[Figure contents as structured data]
** Start **

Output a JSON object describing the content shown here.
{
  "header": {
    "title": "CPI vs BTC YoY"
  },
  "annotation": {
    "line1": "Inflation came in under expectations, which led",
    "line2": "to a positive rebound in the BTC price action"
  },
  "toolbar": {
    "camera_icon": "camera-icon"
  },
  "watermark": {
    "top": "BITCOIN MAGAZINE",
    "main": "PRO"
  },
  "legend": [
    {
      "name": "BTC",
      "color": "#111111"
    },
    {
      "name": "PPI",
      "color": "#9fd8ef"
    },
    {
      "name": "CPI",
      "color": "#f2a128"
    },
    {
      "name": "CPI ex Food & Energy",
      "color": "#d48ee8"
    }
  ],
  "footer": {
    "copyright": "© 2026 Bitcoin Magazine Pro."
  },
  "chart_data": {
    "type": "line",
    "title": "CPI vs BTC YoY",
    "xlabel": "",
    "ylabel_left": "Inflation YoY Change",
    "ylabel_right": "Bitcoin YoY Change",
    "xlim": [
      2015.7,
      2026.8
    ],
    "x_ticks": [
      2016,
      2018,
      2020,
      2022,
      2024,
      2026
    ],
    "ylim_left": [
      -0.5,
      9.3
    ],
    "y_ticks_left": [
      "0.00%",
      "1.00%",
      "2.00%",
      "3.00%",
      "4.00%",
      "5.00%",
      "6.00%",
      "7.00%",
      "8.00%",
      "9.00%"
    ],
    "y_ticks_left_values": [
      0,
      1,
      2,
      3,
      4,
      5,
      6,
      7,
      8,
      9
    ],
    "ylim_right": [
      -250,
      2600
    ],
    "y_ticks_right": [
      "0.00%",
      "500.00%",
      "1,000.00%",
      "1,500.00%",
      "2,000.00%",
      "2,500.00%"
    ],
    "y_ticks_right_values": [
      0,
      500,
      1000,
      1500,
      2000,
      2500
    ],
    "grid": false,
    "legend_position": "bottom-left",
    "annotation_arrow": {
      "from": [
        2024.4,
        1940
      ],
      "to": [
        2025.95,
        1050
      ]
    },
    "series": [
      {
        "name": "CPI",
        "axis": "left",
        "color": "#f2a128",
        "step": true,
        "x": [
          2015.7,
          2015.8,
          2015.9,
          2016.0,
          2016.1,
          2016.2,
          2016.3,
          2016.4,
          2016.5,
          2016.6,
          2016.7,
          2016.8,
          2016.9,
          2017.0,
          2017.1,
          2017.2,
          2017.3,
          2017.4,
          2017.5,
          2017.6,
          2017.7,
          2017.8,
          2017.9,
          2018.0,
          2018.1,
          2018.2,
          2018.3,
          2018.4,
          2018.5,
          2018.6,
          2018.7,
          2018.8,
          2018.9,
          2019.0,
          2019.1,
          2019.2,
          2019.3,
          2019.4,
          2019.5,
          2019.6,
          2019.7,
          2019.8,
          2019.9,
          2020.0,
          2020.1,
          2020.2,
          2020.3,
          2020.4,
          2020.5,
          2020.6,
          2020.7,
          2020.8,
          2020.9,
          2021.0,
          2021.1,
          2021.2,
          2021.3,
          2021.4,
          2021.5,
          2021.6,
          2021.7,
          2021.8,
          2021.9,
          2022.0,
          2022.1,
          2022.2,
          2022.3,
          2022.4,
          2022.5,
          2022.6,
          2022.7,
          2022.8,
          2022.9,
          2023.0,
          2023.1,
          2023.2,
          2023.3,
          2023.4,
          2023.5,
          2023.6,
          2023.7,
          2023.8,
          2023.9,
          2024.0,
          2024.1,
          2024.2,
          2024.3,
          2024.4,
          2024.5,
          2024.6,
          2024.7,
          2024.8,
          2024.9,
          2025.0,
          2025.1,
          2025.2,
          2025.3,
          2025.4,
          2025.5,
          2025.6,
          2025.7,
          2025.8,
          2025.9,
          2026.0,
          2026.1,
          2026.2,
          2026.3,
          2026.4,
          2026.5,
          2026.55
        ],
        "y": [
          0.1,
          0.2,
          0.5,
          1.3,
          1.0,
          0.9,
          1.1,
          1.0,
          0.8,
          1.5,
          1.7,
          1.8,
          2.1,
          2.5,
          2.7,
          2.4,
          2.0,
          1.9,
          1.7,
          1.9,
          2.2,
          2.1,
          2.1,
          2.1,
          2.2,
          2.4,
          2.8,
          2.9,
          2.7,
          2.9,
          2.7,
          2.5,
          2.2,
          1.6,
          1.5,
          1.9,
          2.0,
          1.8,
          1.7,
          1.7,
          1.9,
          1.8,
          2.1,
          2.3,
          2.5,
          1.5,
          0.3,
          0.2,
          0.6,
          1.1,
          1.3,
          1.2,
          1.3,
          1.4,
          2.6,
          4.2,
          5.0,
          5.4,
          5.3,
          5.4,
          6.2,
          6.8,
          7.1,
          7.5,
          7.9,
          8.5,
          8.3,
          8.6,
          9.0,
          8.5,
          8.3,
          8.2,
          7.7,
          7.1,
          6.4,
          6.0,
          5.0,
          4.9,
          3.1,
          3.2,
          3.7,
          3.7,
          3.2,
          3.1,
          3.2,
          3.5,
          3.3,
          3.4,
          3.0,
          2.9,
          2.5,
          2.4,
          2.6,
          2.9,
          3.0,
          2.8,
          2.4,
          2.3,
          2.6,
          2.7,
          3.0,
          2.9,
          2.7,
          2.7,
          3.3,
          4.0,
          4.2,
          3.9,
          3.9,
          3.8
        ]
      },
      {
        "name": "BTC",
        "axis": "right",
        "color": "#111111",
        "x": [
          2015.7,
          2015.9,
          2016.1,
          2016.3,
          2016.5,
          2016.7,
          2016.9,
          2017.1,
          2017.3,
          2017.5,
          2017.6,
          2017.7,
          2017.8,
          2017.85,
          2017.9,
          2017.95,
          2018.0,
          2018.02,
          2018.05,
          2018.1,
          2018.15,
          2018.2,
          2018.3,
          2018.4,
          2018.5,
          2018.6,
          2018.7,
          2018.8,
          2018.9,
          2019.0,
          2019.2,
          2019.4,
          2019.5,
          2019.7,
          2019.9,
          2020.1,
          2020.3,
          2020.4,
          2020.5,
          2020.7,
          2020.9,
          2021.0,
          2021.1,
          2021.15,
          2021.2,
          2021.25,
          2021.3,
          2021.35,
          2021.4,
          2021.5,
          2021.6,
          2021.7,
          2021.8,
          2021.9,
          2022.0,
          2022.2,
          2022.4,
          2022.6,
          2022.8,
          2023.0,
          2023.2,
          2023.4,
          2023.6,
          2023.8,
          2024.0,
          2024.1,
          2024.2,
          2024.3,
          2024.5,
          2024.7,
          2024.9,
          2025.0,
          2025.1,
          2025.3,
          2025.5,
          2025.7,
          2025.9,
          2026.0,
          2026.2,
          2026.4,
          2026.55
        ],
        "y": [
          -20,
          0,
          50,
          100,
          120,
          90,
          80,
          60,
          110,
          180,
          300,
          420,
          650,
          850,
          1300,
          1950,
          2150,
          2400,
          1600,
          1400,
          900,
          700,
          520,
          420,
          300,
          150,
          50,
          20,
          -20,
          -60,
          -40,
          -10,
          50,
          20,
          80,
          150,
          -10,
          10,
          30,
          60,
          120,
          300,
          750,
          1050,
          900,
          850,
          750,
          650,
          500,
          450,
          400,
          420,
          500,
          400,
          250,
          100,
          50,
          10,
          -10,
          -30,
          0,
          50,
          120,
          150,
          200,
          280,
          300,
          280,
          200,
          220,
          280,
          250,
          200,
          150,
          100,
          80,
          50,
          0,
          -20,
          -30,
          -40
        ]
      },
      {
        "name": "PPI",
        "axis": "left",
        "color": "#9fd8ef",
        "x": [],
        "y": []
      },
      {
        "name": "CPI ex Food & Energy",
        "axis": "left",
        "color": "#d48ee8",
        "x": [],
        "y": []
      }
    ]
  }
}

** End **

▶ **Prompt**
Gather each line of the listing containing the word "title" and show it.

▶ **Solution for this exercise**
    "title": "CPI vs BTC YoY"
    "title": "CPI vs BTC YoY",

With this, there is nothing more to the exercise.